## start RECORD EXCERPTS

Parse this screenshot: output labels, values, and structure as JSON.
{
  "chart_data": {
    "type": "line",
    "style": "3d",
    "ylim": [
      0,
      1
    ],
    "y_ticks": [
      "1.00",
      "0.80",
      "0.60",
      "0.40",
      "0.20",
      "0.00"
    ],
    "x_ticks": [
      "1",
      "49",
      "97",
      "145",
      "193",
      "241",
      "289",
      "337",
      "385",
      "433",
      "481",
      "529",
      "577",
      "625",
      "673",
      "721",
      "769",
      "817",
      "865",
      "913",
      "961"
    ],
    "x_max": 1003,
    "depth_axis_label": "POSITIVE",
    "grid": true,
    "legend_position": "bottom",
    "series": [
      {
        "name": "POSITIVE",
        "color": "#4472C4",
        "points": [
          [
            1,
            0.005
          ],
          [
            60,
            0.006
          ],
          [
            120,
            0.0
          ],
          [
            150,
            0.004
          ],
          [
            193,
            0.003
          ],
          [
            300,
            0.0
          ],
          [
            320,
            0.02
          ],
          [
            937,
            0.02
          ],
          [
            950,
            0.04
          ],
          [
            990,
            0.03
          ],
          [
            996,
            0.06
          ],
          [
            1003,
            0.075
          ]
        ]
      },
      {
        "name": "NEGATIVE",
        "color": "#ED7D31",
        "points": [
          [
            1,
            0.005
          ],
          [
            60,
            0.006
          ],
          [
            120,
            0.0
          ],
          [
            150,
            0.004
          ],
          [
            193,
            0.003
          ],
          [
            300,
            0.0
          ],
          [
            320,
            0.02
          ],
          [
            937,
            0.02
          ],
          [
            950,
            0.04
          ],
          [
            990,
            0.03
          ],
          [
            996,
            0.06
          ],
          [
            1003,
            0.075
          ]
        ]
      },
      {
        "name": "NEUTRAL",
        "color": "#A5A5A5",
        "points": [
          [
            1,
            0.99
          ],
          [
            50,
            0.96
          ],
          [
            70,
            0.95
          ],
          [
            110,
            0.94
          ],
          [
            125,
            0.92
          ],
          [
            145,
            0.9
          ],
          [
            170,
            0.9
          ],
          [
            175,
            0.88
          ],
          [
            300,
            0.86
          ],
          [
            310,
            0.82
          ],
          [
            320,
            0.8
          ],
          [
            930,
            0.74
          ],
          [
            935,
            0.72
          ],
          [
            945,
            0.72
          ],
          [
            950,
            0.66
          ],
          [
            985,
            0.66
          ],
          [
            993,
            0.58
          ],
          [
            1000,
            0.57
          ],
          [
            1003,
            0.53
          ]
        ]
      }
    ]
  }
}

## end RECORD EXCERPTS

• **PROBLEM DESCRIPTION**:
Pick every line with "POSITIVE" in it and copy it.

• **EXERCISE RESPONSE**:
    "depth_axis_label": "POSITIVE",
        "name": "POSITIVE",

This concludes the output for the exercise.